Sopas en un caparazón
Una historia metabólica de las Islas Galápagos
Hubo un tiempo en que las islas eran solo costras de suelos rojos y negros, lava solidificada, a mil kilómetros de Ecuador, esparcidas en un fragmento del Pacífico. Permanecieron allí, lejos del resto del mundo, durante cientos de miles de años. Con el tiempo, la materia orgánica descompuesta comenzó a estratificarse sobre las rocas, sentando las bases para la vida. Aferradas a troncos a la deriva, ciertas criaturas llegaron y permanecieron. Los primeros colonos humanos pisaron las islas alrededor del siglo XVII: los balleneros.
Sin embargo, la mayoría de los colonos llegaron mucho después, en los años sesenta, desde el continente. Entre ellos estaba la bisabuela de Ina—un nombre ficticio—, una mujer de San Cristóbal que se subió a un barco para dejar la tierra firme para siempre. Esta historia proviene de las palabras de Ina, de nuestras largas conversaciones en una cabaña, en lo profundo de El Progreso, recogiendo granos de café y hablando de la vida entre la niebla sagrada que brotaba del bosque lluvioso, con velas iluminando la noche como en un cuento de Sepúlveda.
Los bisabuelos de Ina tenían una finca en lo que solía ser el sur de Ecuador. Cuando las tropas peruanas ganaron la guerra, perdieron sus tierras y partieron, sin regresar jamás. En 1954, empacaron lo que pudieron—no mucho—y llegaron a Floreana. Floreana fue el primer asentamiento humano. Hoy, florece nuevamente, pero sin humanos.
El barco llegaba al puerto una vez al mes, transportando sacos de harina, mazorcas de maíz, petróleo para lámparas, medicinas y herramientas de trabajo. Los colonos veían aparecer la embarcación como un espejismo y recibían el sonido de sus bocinas como campanas en un día festivo. Para los primeros habitantes de las islas, cultivar sus propios alimentos era crucial, y las familias intercambiaban lo que necesitaban: un barril de plátano verde y maduro, un saco de café.
━━━━
■ **Qué se pide**:
1 – Resume en dos oraciones el texto sobre las Islas Galápagos.
2 – Escribe la continuación del relato sobre las Islas Galápagos a partir de su última oración.

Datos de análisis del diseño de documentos
━━━━
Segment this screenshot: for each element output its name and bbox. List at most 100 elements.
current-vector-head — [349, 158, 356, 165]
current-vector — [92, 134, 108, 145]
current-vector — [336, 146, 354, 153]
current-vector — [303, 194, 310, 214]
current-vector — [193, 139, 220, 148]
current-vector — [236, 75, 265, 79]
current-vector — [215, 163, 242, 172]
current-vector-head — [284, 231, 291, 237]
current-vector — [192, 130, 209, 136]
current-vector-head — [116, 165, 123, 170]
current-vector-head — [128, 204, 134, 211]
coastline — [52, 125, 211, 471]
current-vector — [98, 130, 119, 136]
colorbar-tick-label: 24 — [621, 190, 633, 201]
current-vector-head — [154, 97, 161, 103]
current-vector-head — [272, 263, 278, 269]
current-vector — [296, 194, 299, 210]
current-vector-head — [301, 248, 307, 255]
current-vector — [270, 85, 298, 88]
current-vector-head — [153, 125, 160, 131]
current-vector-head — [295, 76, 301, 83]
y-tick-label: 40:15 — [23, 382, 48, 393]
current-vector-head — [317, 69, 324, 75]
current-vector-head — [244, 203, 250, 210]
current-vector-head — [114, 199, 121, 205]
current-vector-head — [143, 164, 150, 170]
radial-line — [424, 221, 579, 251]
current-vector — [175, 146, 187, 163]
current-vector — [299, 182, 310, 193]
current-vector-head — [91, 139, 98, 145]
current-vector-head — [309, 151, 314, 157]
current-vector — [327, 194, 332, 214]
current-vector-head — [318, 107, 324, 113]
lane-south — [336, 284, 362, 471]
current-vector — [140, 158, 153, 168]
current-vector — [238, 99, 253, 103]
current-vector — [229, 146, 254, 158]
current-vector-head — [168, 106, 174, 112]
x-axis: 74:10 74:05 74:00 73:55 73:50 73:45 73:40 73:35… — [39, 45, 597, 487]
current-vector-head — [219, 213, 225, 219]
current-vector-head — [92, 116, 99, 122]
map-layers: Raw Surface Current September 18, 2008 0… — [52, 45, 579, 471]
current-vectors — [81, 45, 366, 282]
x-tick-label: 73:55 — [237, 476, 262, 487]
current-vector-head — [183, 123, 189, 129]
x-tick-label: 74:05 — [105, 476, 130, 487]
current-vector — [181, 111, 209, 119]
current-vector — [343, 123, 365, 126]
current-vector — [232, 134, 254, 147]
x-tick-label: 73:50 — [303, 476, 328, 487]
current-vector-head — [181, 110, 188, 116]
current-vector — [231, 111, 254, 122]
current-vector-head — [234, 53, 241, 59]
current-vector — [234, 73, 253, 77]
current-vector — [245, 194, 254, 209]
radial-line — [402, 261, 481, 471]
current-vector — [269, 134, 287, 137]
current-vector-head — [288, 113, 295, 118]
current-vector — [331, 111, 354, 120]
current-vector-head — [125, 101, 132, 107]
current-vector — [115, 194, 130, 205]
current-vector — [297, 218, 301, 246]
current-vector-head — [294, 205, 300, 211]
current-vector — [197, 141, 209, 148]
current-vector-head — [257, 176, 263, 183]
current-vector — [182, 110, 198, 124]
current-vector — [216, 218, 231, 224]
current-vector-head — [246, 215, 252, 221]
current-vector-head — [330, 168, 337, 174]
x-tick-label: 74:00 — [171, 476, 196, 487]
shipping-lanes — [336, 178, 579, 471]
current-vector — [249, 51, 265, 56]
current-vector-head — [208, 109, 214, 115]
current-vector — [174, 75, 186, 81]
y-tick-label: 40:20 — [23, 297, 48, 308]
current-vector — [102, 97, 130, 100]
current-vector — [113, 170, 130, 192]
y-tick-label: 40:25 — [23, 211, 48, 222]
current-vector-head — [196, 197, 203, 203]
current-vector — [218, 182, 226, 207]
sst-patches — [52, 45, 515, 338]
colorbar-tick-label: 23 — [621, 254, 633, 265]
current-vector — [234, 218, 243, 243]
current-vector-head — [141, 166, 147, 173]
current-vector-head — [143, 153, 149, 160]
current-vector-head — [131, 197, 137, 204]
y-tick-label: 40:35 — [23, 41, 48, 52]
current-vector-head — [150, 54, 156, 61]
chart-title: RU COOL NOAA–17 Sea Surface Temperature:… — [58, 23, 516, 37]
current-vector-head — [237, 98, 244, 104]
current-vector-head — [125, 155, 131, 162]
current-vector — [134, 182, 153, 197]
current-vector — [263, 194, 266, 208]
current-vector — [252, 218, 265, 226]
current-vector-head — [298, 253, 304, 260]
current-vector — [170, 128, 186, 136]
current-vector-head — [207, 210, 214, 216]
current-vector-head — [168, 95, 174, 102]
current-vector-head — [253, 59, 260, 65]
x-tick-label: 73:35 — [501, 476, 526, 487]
━━━━
■ **Respuestas**:
1 – Las Islas Galápagos, costras de lava solidificada a mil kilómetros de Ecuador, fueron acumulando materia orgánica y recibiendo criaturas, y sus primeros colonos humanos, los balleneros, llegaron alrededor del siglo XVII. Los bisabuelos de Ina, que perdieron su finca cuando las tropas peruanas ganaron la guerra, llegaron a Floreana en 1954, en una época en que un barco traía provisiones una vez al mes y cultivar los propios alimentos era crucial.

2 –
El saco de yute que alguna vez había contenido papas de la Sierra se cosía para convertirse en un par de pantalones. Tres puñados de pescado salado podían intercambiarse por un pollo desplumado. Desde las raíces del primer enclave, la vida se extendió por las islas hasta el presente.
Vista de las casas de los trabajadores, Hacienda El Progreso, 1888. Universidad de Victoria.
Al principio, los galapagueños vivían de la pesca, persiguiendo los cardúmenes que se acercaban a las islas, atraídos por la abundante corriente de Humboldt y la próspera vida que se formaba a su alrededor. En tierra, despejaban piedras con sus picos, apilaban hojas y materia vegetal para formar algo de suelo fértil. Como es común en muchas islas, los animales de granja se convirtieron en una parte fundamental de las despensas vivientes que proveían alimento. Algunos de los chanchos llegaron con los hombres en barco, solo para escapar y volverse salvajes. Entonces, los cazaban. Lo mismo sucedió con gatos, perros y cabras.
Los barcos fueron, una vez más, el oscuro y profundo vientre que nuestra especie ensambló con madera curva y metales soldados, el portador de una nueva ecología.
En los barriles se guardaban los plátanos verdes. Con ellos, sus nematodos. Las ratas negras se aferraban a las amarras. Con ellas vino un imperio de microorganismos y garrapatas. Las Galápagos eran islas vírgenes, empapándose de especies biológicas y artefactos culturales que la gente llevaba desde el continente.
Durante los años cincuenta y sesenta, mucho antes de que la refrigeración llegara y se hiciera accesible, la grasa bovina era el agente conservante de toda carne, impidiendo que se pudriera en la profunda humedad y el sol de este lugar. La grasa de cerdo y el aceite de tortuga se derretían en grandes ollas sobre las llamas ardientes de la madera de Scalesia y Burmania, junto con las ramas del árbol de Palo Santo, con su aroma celestial y su corteza blanca pálida. Pescado, carne, pollo y cortes de res se sumergían en la mezcla hirviente, solidificándose nuevamente con el enfriamiento, congelados en un limbo temporal.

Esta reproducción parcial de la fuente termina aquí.